» **Extract to read**:
^^^^^^^^

Montana Attorney General Provides Legal Basis for Rejecting Critical Race Theory: Activists

Montana Attorney General Provides Legal Basis for Rejecting Critical Race Theory: Activists
Montana Attorney General Austin Knudsen, Montana Department of Justice
Matthew Vadum
Updated:
News Analysis

Putting the fight against critical race theory, which holds that white people are inherently racist, on a firmer footing by emphasizing that teaching it in public schools violates the Constitution and civil rights laws is an excellent tactic, supporters of traditional patriotic education told The Epoch Times.

Their comments came after Austin Knudsen, the Republican attorney general of Montana, wrote a legal opinion about whether the Marxist-invented critical race theory (CRT) violates the U.S. and Montana constitutions, as well as various federal civil rights laws. He was responding to an inquiry by Elsie Arntzen, Montana’s superintendent of public instruction, who is also a Republican.

The opinion came as public resistance to CRT grows and intensifies among parents in communities across the country who are fighting back by protesting and taking over local school boards. In 26 states, bills have been introduced or other steps have been taken to prevent CRT from being taught, according to Education Week.

But those measures have rarely offered a comprehensive rationale for banning CRT, which is something that Knudsen’s legal opinion provides, sources consulted for this article told The Epoch Times. Without tying objections to CRT to the Constitution or state constitutions, CRT opponents have left their laws more susceptible to being overturned.

^^^^^^^^

» **Supplied information**:
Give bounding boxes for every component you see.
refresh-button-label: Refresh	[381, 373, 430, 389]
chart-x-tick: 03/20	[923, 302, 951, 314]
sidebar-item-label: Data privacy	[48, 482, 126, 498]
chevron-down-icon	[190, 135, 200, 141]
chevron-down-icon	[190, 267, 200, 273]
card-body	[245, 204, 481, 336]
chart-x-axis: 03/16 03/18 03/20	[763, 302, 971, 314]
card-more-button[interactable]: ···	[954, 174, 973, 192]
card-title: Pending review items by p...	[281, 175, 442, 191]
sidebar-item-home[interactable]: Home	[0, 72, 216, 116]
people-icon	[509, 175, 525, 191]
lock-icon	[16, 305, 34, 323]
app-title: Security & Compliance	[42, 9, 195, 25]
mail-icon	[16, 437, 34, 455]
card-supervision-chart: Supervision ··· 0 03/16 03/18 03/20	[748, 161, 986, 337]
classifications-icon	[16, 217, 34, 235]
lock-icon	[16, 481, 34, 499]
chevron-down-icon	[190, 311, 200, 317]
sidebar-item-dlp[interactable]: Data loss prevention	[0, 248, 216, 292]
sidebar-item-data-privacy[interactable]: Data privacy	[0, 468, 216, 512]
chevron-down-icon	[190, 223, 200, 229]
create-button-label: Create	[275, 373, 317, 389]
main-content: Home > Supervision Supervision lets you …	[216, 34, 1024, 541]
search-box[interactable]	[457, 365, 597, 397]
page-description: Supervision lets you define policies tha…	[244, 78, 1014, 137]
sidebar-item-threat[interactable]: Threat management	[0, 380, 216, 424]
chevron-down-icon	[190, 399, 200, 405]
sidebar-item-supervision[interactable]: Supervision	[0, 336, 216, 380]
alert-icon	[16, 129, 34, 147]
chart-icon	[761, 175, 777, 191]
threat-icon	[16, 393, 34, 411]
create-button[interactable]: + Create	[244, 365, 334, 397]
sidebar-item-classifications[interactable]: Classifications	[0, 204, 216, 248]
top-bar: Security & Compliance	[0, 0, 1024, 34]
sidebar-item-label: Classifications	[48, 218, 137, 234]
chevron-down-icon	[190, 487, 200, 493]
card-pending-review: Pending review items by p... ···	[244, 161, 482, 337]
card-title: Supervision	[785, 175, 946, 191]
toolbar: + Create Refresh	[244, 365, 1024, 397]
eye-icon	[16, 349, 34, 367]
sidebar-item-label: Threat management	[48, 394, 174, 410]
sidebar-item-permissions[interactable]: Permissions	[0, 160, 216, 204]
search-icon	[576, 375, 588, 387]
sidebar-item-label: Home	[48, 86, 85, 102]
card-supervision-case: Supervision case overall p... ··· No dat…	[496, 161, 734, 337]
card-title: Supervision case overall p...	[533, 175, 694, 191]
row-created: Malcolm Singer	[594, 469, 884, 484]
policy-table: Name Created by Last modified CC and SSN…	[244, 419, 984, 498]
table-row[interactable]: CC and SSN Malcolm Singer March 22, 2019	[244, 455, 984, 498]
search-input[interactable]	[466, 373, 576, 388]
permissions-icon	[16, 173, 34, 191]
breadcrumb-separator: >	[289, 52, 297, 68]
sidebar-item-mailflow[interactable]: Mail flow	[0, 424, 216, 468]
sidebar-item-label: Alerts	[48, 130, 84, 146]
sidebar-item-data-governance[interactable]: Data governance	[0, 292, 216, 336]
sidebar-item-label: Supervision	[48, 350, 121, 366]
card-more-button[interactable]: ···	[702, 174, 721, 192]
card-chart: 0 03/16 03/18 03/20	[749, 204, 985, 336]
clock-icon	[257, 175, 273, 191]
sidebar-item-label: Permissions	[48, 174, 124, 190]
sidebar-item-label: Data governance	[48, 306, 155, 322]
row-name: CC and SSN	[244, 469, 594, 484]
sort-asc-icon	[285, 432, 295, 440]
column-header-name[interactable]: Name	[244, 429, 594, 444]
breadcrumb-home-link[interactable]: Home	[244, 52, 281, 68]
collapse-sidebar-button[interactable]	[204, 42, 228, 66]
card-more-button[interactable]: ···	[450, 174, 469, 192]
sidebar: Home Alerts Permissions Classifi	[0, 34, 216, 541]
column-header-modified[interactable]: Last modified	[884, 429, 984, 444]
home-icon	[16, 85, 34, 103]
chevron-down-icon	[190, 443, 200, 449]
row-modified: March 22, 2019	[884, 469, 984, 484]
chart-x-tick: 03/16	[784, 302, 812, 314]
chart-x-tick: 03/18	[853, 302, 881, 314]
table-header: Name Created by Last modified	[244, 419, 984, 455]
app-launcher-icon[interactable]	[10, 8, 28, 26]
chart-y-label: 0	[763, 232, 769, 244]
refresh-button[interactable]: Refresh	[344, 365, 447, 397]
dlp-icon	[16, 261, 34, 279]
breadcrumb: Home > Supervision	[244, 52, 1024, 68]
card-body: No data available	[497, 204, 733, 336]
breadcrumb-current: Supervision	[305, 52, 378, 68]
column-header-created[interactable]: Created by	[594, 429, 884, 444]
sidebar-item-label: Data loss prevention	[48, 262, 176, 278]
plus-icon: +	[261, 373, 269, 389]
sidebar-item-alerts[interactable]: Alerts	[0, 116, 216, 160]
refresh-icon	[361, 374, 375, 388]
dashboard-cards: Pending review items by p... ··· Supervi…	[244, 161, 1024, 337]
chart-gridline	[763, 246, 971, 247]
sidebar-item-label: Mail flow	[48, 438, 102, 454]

^^^^^^^^

» **Tasks and exercises**:
A. In the article on Montana's attorney general and critical race theory, who made the inquiry that Knudsen's legal opinion responds to?
B. Please list every person named in the article on Montana's attorney general and critical race theory.

» **Responses per task**:
A. Elsie Arntzen, Montana's superintendent of public instruction.

B.
Austin Knudsen
Matthew Vadum
Elsie Arntzen